> _Written instruction_
Show all lines from the listing below that contain "name".

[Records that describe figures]
--

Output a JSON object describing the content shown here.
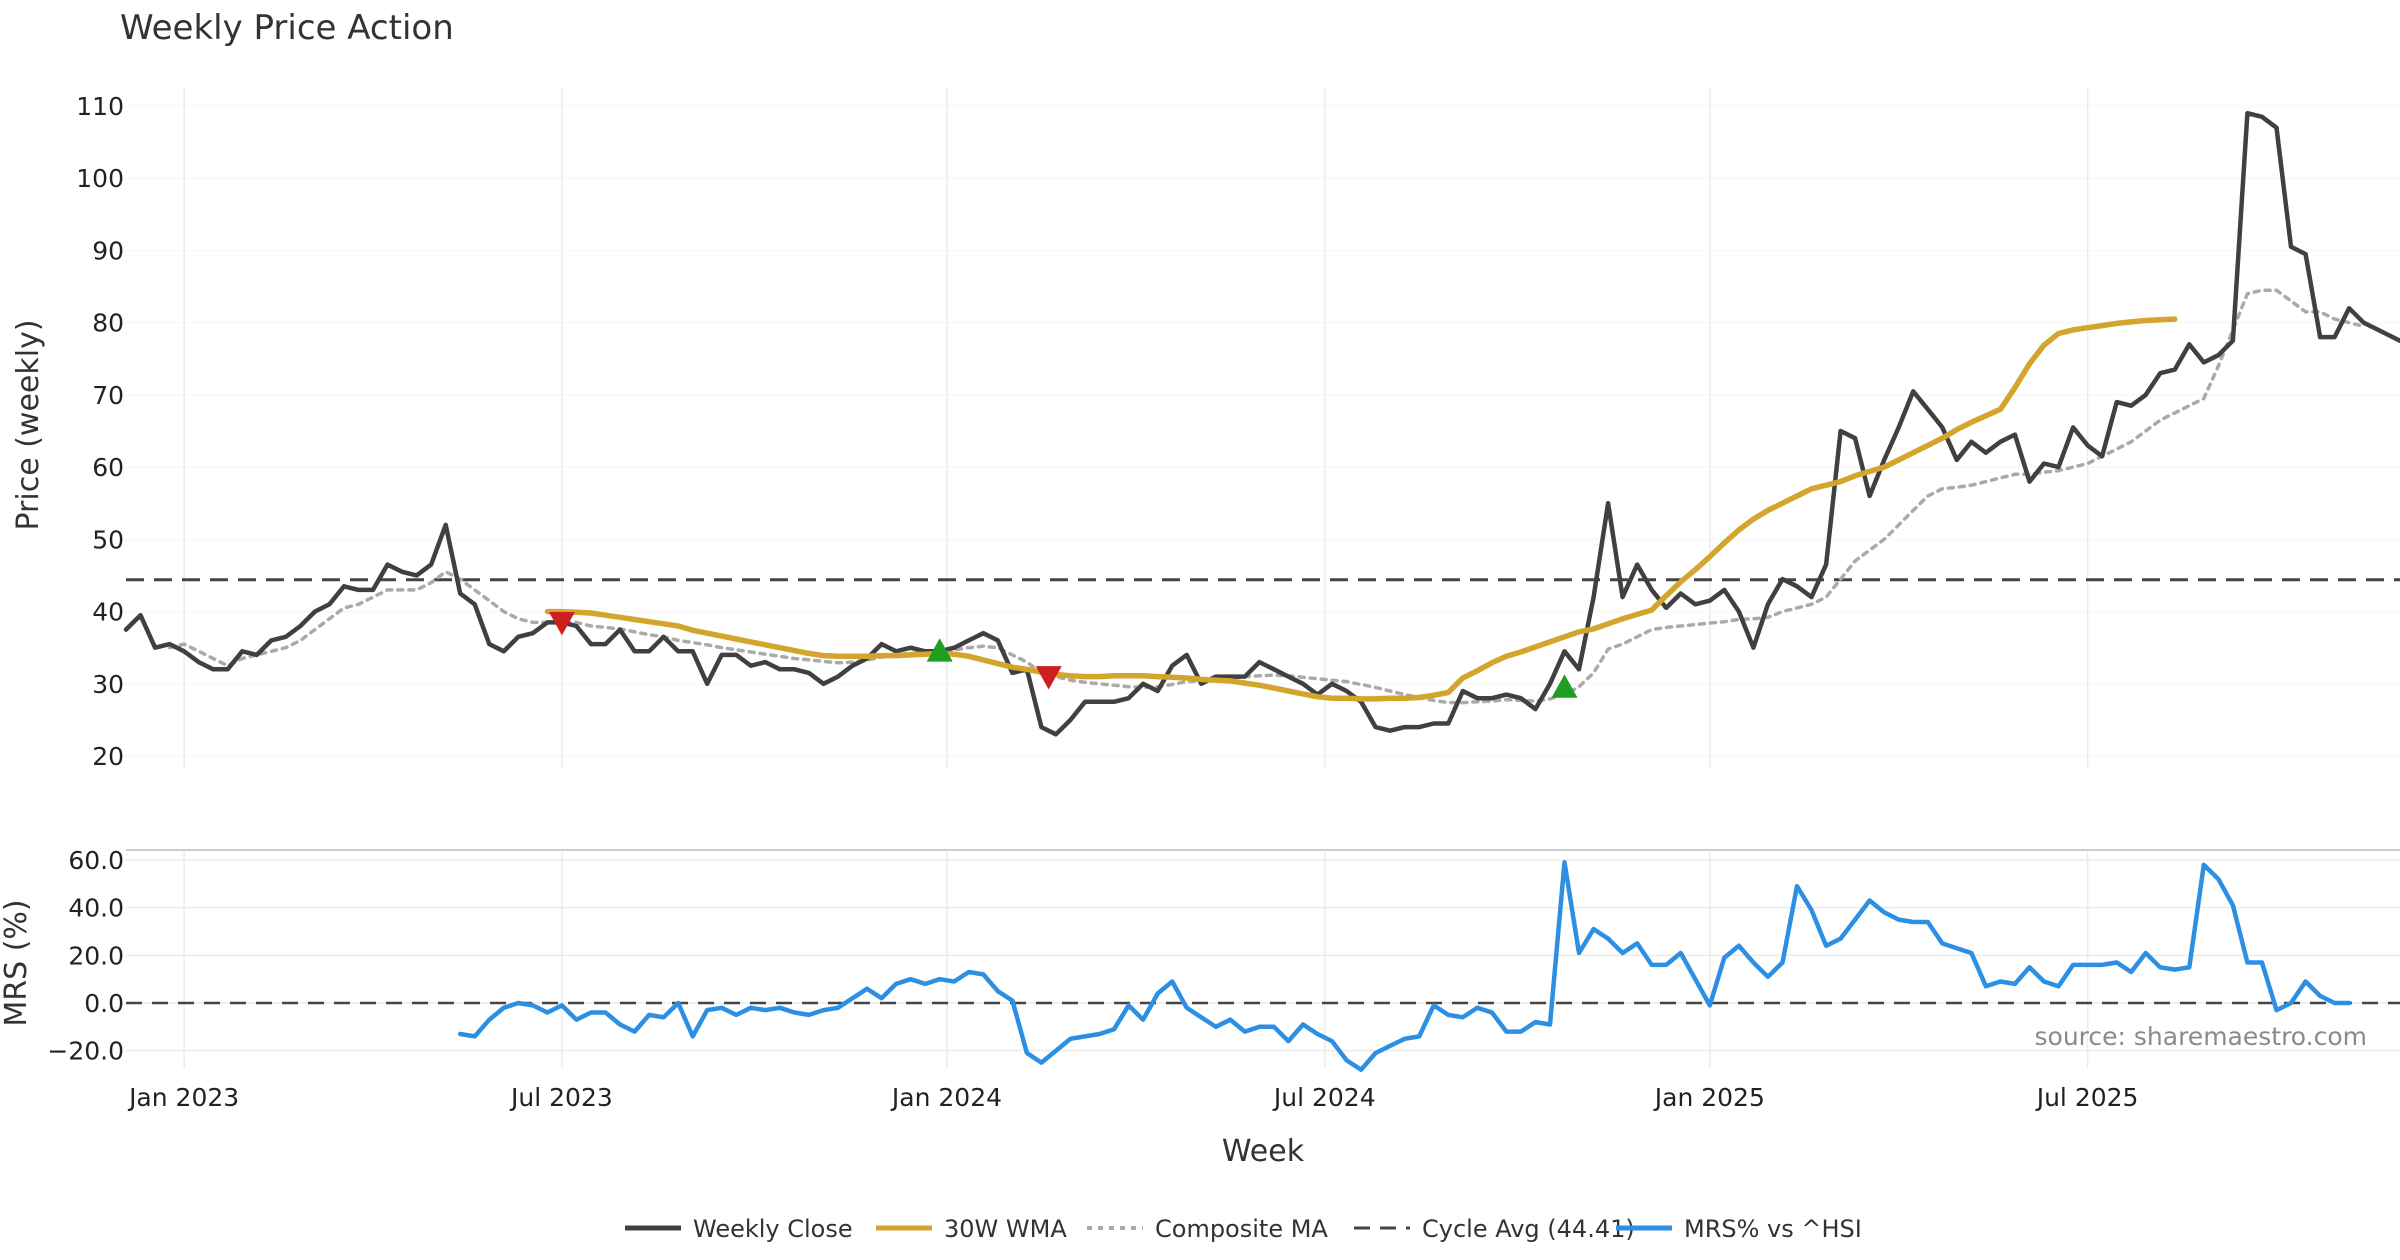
{
  "chart_data": {
    "type": "line",
    "title": "Weekly Price Action",
    "xlabel": "Week",
    "ylabel_top": "Price (weekly)",
    "ylabel_bottom": "MRS (%)",
    "source": "source: sharemaestro.com",
    "top_ylim": [
      18,
      115
    ],
    "top_yticks": [
      "20",
      "30",
      "40",
      "50",
      "60",
      "70",
      "80",
      "90",
      "100",
      "110"
    ],
    "bottom_ylim": [
      -25,
      62
    ],
    "bottom_yticks": [
      "−20.0",
      "0.0",
      "20.0",
      "40.0",
      "60.0"
    ],
    "x_ticks": [
      {
        "label": "Jan 2023",
        "week": 4
      },
      {
        "label": "Jul 2023",
        "week": 30
      },
      {
        "label": "Jan 2024",
        "week": 56.5
      },
      {
        "label": "Jul 2024",
        "week": 82.5
      },
      {
        "label": "Jan 2025",
        "week": 109
      },
      {
        "label": "Jul 2025",
        "week": 135
      }
    ],
    "x_range": [
      0,
      156.5
    ],
    "cycle_avg": 44.41,
    "series": [
      {
        "name": "Weekly Close",
        "color": "#404040",
        "start_week": 0,
        "values": [
          37.5,
          39.5,
          35,
          35.5,
          34.5,
          33,
          32,
          32,
          34.5,
          34,
          36,
          36.5,
          38,
          40,
          41,
          43.5,
          43,
          43,
          46.5,
          45.5,
          45,
          46.5,
          52,
          42.5,
          41,
          35.5,
          34.5,
          36.5,
          37,
          38.5,
          38.5,
          38,
          35.5,
          35.5,
          37.5,
          34.5,
          34.5,
          36.5,
          34.5,
          34.5,
          30,
          34,
          34,
          32.5,
          33,
          32,
          32,
          31.5,
          30,
          31,
          32.5,
          33.5,
          35.5,
          34.5,
          35,
          34.5,
          34.5,
          35,
          36,
          37,
          36,
          31.5,
          32,
          24,
          23,
          25,
          27.5,
          27.5,
          27.5,
          28,
          30,
          29,
          32.5,
          34,
          30,
          31,
          31,
          31,
          33,
          32,
          31,
          30,
          28.5,
          30,
          29,
          27.5,
          24,
          23.5,
          24,
          24,
          24.5,
          24.5,
          29,
          28,
          28,
          28.5,
          28,
          26.5,
          30,
          34.5,
          32,
          42,
          55,
          42,
          46.5,
          43,
          40.5,
          42.5,
          41,
          41.5,
          43,
          40,
          35,
          41,
          44.5,
          43.5,
          42,
          46.5,
          65,
          64,
          56,
          61,
          65.5,
          70.5,
          68,
          65.5,
          61,
          63.5,
          62,
          63.5,
          64.5,
          58,
          60.5,
          60,
          65.5,
          63,
          61.5,
          69,
          68.5,
          70,
          73,
          73.5,
          77,
          74.5,
          75.5,
          77.5,
          109,
          108.5,
          107,
          90.5,
          89.5,
          78,
          78,
          82,
          80,
          79,
          78,
          77
        ]
      },
      {
        "name": "30W WMA",
        "color": "#d4a52c",
        "start_week": 29,
        "values": [
          40,
          40,
          39.9,
          39.8,
          39.5,
          39.2,
          38.9,
          38.6,
          38.3,
          38,
          37.4,
          37,
          36.6,
          36.2,
          35.8,
          35.4,
          35,
          34.6,
          34.2,
          33.9,
          33.8,
          33.8,
          33.8,
          33.9,
          33.9,
          34,
          34.1,
          34.2,
          34.1,
          33.8,
          33.3,
          32.8,
          32.3,
          32,
          31.6,
          31.3,
          31.1,
          31,
          31,
          31.1,
          31.1,
          31.1,
          31,
          30.9,
          30.8,
          30.6,
          30.5,
          30.4,
          30.1,
          29.8,
          29.4,
          29,
          28.6,
          28.2,
          28,
          28,
          27.9,
          27.9,
          28,
          28,
          28.1,
          28.4,
          28.8,
          30.8,
          31.8,
          32.9,
          33.8,
          34.4,
          35.1,
          35.8,
          36.5,
          37.2,
          37.6,
          38.3,
          39,
          39.6,
          40.2,
          42.2,
          44.1,
          45.8,
          47.6,
          49.5,
          51.3,
          52.8,
          54,
          55,
          56,
          57,
          57.5,
          58,
          58.8,
          59.4,
          60,
          61,
          62,
          63,
          64,
          65.2,
          66.2,
          67.1,
          68,
          71,
          74.3,
          76.9,
          78.5,
          79,
          79.3,
          79.6,
          79.9,
          80.1,
          80.3,
          80.4,
          80.5
        ]
      },
      {
        "name": "Composite MA",
        "color": "#aaaaaa",
        "start_week": 0,
        "values": [
          null,
          null,
          null,
          35,
          35.5,
          34.5,
          33.5,
          32.5,
          33.5,
          34,
          34.5,
          35,
          36,
          37.5,
          39,
          40.5,
          41,
          42,
          43,
          43,
          43,
          44,
          45.5,
          44.5,
          43,
          41.5,
          40,
          39,
          38.5,
          38.5,
          38.5,
          38.5,
          38,
          37.8,
          37.6,
          37.2,
          36.8,
          36.5,
          36,
          35.7,
          35.4,
          35,
          34.7,
          34.4,
          34.1,
          33.8,
          33.5,
          33.3,
          33.1,
          32.9,
          33,
          33.3,
          33.7,
          34,
          34.2,
          34.4,
          34.5,
          34.7,
          35,
          35.2,
          35,
          34,
          33,
          31.5,
          31,
          30.5,
          30.2,
          30,
          29.8,
          29.6,
          29.5,
          29.6,
          29.9,
          30.3,
          30.4,
          30.6,
          30.8,
          31,
          31.1,
          31.2,
          31.1,
          30.9,
          30.7,
          30.5,
          30.3,
          29.9,
          29.5,
          29,
          28.5,
          28.1,
          27.7,
          27.4,
          27.4,
          27.5,
          27.6,
          27.8,
          27.7,
          27.6,
          27.9,
          28.5,
          29.6,
          31.5,
          34.8,
          35.5,
          36.5,
          37.5,
          37.8,
          38,
          38.2,
          38.4,
          38.6,
          38.9,
          39,
          39.2,
          40,
          40.5,
          41,
          42,
          44.5,
          47,
          48.5,
          50,
          52,
          54,
          56,
          57,
          57.2,
          57.5,
          58,
          58.5,
          59,
          59,
          59.3,
          59.5,
          60,
          60.5,
          61.5,
          62.5,
          63.5,
          65,
          66.5,
          67.5,
          68.5,
          69.5,
          74,
          79,
          84,
          84.5,
          84.5,
          83,
          81.5,
          81.5,
          80.5,
          80,
          79.5
        ]
      },
      {
        "name": "MRS% vs ^HSI",
        "color": "#2d8fe3",
        "start_week": 23,
        "values": [
          -13,
          -14,
          -7,
          -2,
          0,
          -1,
          -4,
          -1,
          -7,
          -4,
          -4,
          -9,
          -12,
          -5,
          -6,
          0,
          -14,
          -3,
          -2,
          -5,
          -2,
          -3,
          -2,
          -4,
          -5,
          -3,
          -2,
          2,
          6,
          2,
          8,
          10,
          8,
          10,
          9,
          13,
          12,
          5,
          1,
          -21,
          -25,
          -20,
          -15,
          -14,
          -13,
          -11,
          -1,
          -7,
          4,
          9,
          -2,
          -6,
          -10,
          -7,
          -12,
          -10,
          -10,
          -16,
          -9,
          -13,
          -16,
          -24,
          -28,
          -21,
          -18,
          -15,
          -14,
          -1,
          -5,
          -6,
          -2,
          -4,
          -12,
          -12,
          -8,
          -9,
          59,
          21,
          31,
          27,
          21,
          25,
          16,
          16,
          21,
          10,
          -1,
          19,
          24,
          17,
          11,
          17,
          49,
          39,
          24,
          27,
          35,
          43,
          38,
          35,
          34,
          34,
          25,
          23,
          21,
          7,
          9,
          8,
          15,
          9,
          7,
          16,
          16,
          16,
          17,
          13,
          21,
          15,
          14,
          15,
          58,
          52,
          41,
          17,
          17,
          -3,
          0,
          9,
          3,
          0,
          0
        ]
      }
    ],
    "legend": [
      {
        "label": "Weekly Close",
        "color": "#404040",
        "style": "solid"
      },
      {
        "label": "30W WMA",
        "color": "#d4a52c",
        "style": "solid"
      },
      {
        "label": "Composite MA",
        "color": "#aaaaaa",
        "style": "dotted"
      },
      {
        "label": "Cycle Avg (44.41)",
        "color": "#444444",
        "style": "dashed"
      },
      {
        "label": "MRS% vs ^HSI",
        "color": "#2d8fe3",
        "style": "solid"
      }
    ],
    "signals": [
      {
        "type": "sell",
        "week": 30,
        "price": 38.5,
        "color": "#cc1f1f"
      },
      {
        "type": "buy",
        "week": 56,
        "price": 34.5,
        "color": "#1f9e1f"
      },
      {
        "type": "sell",
        "week": 63.5,
        "price": 31,
        "color": "#cc1f1f"
      },
      {
        "type": "buy",
        "week": 99,
        "price": 29.5,
        "color": "#1f9e1f"
      }
    ]
  }
}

--

> _Task solution_
        "name": "Weekly Close",
        "name": "30W WMA",
        "name": "Composite MA",
        "name": "MRS% vs ^HSI",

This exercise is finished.